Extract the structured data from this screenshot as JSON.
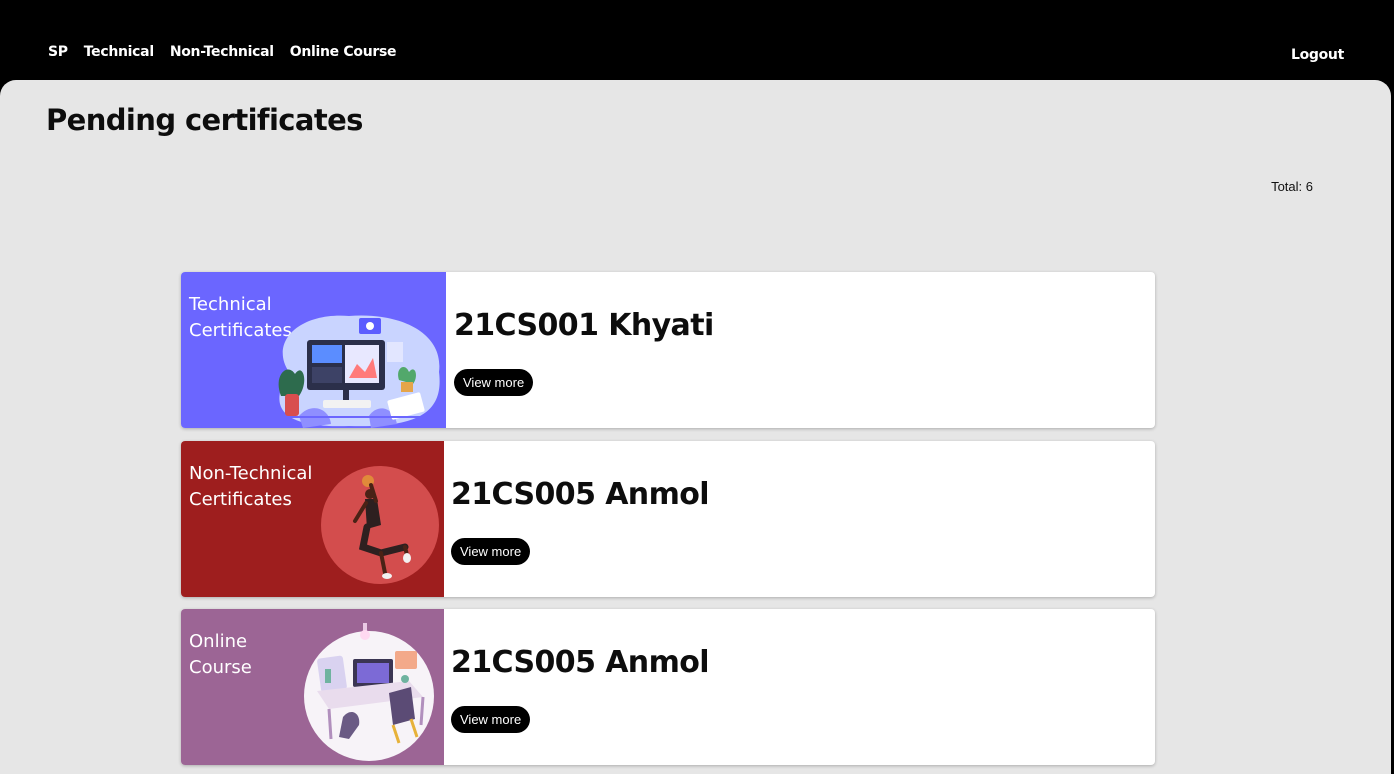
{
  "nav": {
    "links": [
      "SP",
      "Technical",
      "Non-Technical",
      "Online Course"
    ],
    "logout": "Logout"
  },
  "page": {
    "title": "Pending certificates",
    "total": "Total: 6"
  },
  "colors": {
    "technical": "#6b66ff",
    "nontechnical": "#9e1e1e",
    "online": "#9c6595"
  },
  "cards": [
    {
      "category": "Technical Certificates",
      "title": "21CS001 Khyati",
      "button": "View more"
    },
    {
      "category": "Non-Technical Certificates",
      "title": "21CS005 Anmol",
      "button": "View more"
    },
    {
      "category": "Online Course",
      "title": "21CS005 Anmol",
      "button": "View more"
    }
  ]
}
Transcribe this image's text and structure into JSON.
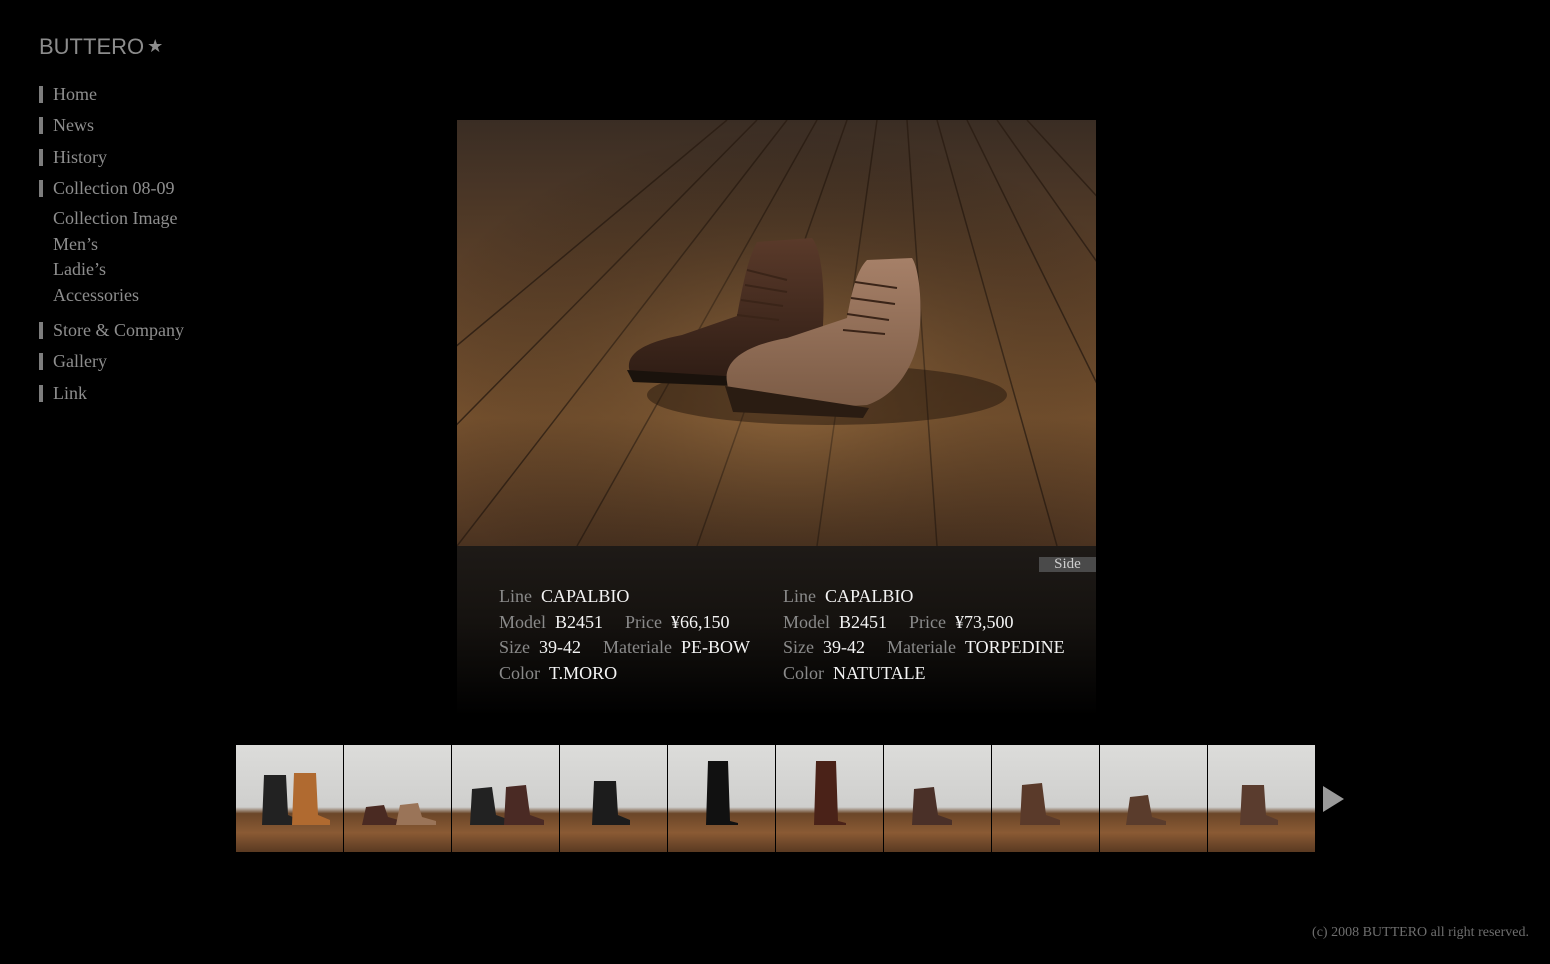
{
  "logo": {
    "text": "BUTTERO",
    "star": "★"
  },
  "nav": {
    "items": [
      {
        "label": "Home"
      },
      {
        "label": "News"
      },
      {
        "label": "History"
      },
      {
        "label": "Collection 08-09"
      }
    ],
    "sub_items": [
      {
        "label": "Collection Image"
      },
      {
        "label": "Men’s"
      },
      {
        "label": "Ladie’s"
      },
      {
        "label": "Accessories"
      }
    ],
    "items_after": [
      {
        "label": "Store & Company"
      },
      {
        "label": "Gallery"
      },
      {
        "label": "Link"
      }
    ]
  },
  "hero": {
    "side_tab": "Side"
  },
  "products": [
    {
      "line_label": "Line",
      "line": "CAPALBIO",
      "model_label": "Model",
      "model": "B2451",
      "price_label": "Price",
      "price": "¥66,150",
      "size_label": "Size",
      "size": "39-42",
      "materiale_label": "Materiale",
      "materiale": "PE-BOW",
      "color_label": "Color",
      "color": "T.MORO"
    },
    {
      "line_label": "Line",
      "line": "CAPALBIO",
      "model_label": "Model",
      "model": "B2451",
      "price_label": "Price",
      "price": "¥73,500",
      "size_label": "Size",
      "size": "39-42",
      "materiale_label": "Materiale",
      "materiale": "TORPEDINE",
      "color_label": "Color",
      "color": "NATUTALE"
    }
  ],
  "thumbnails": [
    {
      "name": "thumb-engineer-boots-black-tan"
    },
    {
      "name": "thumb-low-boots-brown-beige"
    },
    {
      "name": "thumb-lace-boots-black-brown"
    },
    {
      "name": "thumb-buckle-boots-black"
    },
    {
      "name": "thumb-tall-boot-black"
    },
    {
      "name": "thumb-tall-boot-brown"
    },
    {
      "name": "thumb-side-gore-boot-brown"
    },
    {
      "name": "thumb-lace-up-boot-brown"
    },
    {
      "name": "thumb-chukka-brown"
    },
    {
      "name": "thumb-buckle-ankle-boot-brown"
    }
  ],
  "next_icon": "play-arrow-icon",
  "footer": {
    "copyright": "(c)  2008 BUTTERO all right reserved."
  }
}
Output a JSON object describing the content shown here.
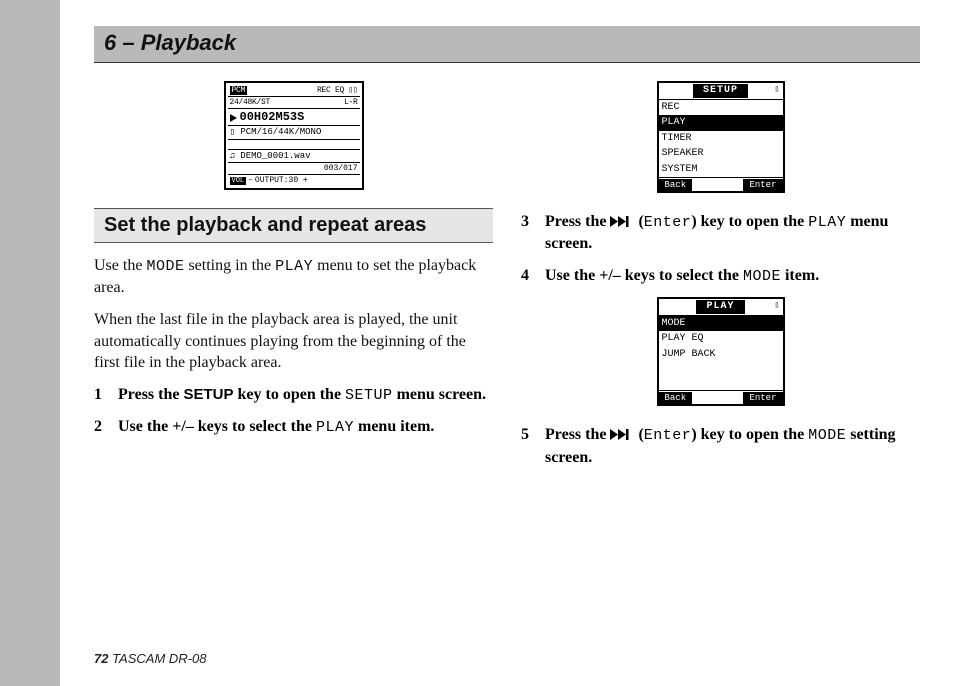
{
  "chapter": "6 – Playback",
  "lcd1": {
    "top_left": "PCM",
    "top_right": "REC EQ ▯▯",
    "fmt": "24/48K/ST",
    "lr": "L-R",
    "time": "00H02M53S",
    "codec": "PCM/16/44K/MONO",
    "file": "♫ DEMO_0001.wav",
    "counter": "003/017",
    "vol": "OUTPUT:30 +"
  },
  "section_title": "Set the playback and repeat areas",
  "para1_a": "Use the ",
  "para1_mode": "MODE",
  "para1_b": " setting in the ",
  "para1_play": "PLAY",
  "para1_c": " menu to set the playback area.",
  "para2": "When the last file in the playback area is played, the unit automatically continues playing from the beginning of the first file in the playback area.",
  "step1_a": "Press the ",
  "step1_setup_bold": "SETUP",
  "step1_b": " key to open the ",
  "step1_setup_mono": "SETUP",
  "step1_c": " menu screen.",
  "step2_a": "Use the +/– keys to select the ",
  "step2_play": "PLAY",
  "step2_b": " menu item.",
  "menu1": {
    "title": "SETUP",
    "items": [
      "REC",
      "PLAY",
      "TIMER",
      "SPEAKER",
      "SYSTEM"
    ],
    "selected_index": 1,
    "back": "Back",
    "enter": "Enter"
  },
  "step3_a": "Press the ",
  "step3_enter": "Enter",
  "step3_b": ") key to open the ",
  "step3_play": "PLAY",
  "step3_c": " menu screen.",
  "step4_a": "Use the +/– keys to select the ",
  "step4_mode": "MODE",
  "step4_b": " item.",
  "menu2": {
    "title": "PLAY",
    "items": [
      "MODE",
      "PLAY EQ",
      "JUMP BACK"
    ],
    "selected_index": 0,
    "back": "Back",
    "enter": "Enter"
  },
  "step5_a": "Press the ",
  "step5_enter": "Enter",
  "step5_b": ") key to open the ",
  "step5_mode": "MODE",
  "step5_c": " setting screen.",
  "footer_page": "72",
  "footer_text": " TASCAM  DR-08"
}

^^^^^^^^

> **OBJECTIVE**:
Using the data above, say how many lines include "black". No other reply is needed.

> **THE RESULT**:
4